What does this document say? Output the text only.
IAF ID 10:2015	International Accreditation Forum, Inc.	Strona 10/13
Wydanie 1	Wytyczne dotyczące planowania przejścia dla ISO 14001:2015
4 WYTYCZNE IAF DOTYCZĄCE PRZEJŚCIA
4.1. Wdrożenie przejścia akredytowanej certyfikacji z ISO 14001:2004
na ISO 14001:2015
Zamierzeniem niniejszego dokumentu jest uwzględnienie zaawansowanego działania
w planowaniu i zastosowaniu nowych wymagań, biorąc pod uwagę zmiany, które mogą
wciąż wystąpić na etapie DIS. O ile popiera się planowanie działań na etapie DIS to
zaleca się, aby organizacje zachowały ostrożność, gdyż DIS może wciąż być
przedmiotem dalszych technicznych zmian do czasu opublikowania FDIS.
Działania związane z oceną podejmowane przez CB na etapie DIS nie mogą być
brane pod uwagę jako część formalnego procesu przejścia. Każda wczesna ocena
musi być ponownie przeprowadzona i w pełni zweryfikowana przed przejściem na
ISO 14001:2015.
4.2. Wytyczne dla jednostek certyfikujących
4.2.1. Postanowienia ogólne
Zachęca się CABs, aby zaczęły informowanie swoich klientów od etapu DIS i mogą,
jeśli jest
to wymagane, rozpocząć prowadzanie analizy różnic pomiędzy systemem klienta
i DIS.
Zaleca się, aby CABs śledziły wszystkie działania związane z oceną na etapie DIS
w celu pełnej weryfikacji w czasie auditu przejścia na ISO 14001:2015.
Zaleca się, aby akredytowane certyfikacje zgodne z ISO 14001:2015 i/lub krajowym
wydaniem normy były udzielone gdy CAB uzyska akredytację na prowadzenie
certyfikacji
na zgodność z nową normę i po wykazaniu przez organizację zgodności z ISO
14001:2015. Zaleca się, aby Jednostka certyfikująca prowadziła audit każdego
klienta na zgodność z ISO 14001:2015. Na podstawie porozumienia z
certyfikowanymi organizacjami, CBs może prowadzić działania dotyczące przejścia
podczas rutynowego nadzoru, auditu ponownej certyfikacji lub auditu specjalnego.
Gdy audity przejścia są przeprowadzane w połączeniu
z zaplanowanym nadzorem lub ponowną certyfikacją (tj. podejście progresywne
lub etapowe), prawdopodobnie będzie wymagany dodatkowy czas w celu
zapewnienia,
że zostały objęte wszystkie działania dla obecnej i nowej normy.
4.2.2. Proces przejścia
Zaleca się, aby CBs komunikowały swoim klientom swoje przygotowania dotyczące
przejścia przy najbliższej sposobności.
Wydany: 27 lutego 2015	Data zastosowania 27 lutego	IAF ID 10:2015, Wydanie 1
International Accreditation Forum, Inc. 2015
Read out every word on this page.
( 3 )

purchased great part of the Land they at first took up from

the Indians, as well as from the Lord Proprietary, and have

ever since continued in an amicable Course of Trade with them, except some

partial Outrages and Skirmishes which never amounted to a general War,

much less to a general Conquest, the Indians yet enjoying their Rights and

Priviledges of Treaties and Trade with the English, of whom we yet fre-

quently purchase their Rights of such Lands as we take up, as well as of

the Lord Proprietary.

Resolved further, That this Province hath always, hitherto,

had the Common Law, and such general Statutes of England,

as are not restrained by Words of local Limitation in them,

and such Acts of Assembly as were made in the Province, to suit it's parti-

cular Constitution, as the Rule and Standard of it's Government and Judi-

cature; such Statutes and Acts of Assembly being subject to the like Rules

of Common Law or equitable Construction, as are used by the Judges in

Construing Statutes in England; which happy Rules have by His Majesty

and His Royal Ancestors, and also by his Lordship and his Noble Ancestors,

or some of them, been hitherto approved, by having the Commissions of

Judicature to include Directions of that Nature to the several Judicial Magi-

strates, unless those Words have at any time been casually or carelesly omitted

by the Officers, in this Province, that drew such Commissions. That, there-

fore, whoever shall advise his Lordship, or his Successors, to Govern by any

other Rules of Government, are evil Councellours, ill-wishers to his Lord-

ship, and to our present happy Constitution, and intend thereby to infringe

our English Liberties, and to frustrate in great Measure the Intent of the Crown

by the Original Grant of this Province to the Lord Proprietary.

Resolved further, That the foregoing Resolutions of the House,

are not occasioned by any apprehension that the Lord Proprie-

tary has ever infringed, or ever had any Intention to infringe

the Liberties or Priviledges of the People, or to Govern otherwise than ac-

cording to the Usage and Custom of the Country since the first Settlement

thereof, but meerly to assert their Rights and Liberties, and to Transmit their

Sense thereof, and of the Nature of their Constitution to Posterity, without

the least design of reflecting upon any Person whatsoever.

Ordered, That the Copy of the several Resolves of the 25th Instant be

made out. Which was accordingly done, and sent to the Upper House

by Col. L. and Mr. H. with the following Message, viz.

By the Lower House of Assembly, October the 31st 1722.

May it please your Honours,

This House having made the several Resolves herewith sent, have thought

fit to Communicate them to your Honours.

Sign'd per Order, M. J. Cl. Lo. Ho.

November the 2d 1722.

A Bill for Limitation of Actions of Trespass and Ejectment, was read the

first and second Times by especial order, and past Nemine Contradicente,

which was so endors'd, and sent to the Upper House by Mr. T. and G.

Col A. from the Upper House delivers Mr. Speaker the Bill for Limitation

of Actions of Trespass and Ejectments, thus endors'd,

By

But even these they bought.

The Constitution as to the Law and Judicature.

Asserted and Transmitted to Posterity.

┄┄┄┄┄┄┄┄┄┄

#### [SET TASK]
Give all the records again. Match them exactly.

#### [SOLUTION BELOW]
What does this document say? Output the text only.
IAF ID 10:2015	International Accreditation Forum, Inc.	Strona 10/13
Wydanie 1	Wytyczne dotyczące planowania przejścia dla ISO 14001:2015
4 WYTYCZNE IAF DOTYCZĄCE PRZEJŚCIA
4.1. Wdrożenie przejścia akredytowanej certyfikacji z ISO 14001:2004
na ISO 14001:2015
Zamierzeniem niniejszego dokumentu jest uwzględnienie zaawansowanego działania
w planowaniu i zastosowaniu nowych wymagań, biorąc pod uwagę zmiany, które mogą
wciąż wystąpić na etapie DIS. O ile popiera się planowanie działań na etapie DIS to
zaleca się, aby organizacje zachowały ostrożność, gdyż DIS może wciąż być
przedmiotem dalszych technicznych zmian do czasu opublikowania FDIS.
Działania związane z oceną podejmowane przez CB na etapie DIS nie mogą być
brane pod uwagę jako część formalnego procesu przejścia. Każda wczesna ocena
musi być ponownie przeprowadzona i w pełni zweryfikowana przed przejściem na
ISO 14001:2015.
4.2. Wytyczne dla jednostek certyfikujących
4.2.1. Postanowienia ogólne
Zachęca się CABs, aby zaczęły informowanie swoich klientów od etapu DIS i mogą,
jeśli jest
to wymagane, rozpocząć prowadzanie analizy różnic pomiędzy systemem klienta
i DIS.
Zaleca się, aby CABs śledziły wszystkie działania związane z oceną na etapie DIS
w celu pełnej weryfikacji w czasie auditu przejścia na ISO 14001:2015.
Zaleca się, aby akredytowane certyfikacje zgodne z ISO 14001:2015 i/lub krajowym
wydaniem normy były udzielone gdy CAB uzyska akredytację na prowadzenie
certyfikacji
na zgodność z nową normę i po wykazaniu przez organizację zgodności z ISO
14001:2015. Zaleca się, aby Jednostka certyfikująca prowadziła audit każdego
klienta na zgodność z ISO 14001:2015. Na podstawie porozumienia z
certyfikowanymi organizacjami, CBs może prowadzić działania dotyczące przejścia
podczas rutynowego nadzoru, auditu ponownej certyfikacji lub auditu specjalnego.
Gdy audity przejścia są przeprowadzane w połączeniu
z zaplanowanym nadzorem lub ponowną certyfikacją (tj. podejście progresywne
lub etapowe), prawdopodobnie będzie wymagany dodatkowy czas w celu
zapewnienia,
że zostały objęte wszystkie działania dla obecnej i nowej normy.
4.2.2. Proces przejścia
Zaleca się, aby CBs komunikowały swoim klientom swoje przygotowania dotyczące
przejścia przy najbliższej sposobności.
Wydany: 27 lutego 2015	Data zastosowania 27 lutego	IAF ID 10:2015, Wydanie 1
International Accreditation Forum, Inc. 2015
Read out every word on this page.
( 3 )

purchased great part of the Land they at first took up from

the Indians, as well as from the Lord Proprietary, and have

ever since continued in an amicable Course of Trade with them, except some

partial Outrages and Skirmishes which never amounted to a general War,

much less to a general Conquest, the Indians yet enjoying their Rights and

Priviledges of Treaties and Trade with the English, of whom we yet fre-

quently purchase their Rights of such Lands as we take up, as well as of

the Lord Proprietary.

Resolved further, That this Province hath always, hitherto,

had the Common Law, and such general Statutes of England,

as are not restrained by Words of local Limitation in them,

and such Acts of Assembly as were made in the Province, to suit it's parti-

cular Constitution, as the Rule and Standard of it's Government and Judi-

cature; such Statutes and Acts of Assembly being subject to the like Rules

of Common Law or equitable Construction, as are used by the Judges in

Construing Statutes in England; which happy Rules have by His Majesty

and His Royal Ancestors, and also by his Lordship and his Noble Ancestors,

or some of them, been hitherto approved, by having the Commissions of

Judicature to include Directions of that Nature to the several Judicial Magi-

strates, unless those Words have at any time been casually or carelesly omitted

by the Officers, in this Province, that drew such Commissions. That, there-

fore, whoever shall advise his Lordship, or his Successors, to Govern by any

other Rules of Government, are evil Councellours, ill-wishers to his Lord-

ship, and to our present happy Constitution, and intend thereby to infringe

our English Liberties, and to frustrate in great Measure the Intent of the Crown

by the Original Grant of this Province to the Lord Proprietary.

Resolved further, That the foregoing Resolutions of the House,

are not occasioned by any apprehension that the Lord Proprie-

tary has ever infringed, or ever had any Intention to infringe

the Liberties or Priviledges of the People, or to Govern otherwise than ac-

cording to the Usage and Custom of the Country since the first Settlement

thereof, but meerly to assert their Rights and Liberties, and to Transmit their

Sense thereof, and of the Nature of their Constitution to Posterity, without

the least design of reflecting upon any Person whatsoever.

Ordered, That the Copy of the several Resolves of the 25th Instant be

made out. Which was accordingly done, and sent to the Upper House

by Col. L. and Mr. H. with the following Message, viz.

By the Lower House of Assembly, October the 31st 1722.

May it please your Honours,

This House having made the several Resolves herewith sent, have thought

fit to Communicate them to your Honours.

Sign'd per Order, M. J. Cl. Lo. Ho.

November the 2d 1722.

A Bill for Limitation of Actions of Trespass and Ejectment, was read the

first and second Times by especial order, and past Nemine Contradicente,

which was so endors'd, and sent to the Upper House by Mr. T. and G.

Col A. from the Upper House delivers Mr. Speaker the Bill for Limitation

of Actions of Trespass and Ejectments, thus endors'd,

By

But even these they bought.

The Constitution as to the Law and Judicature.

Asserted and Transmitted to Posterity.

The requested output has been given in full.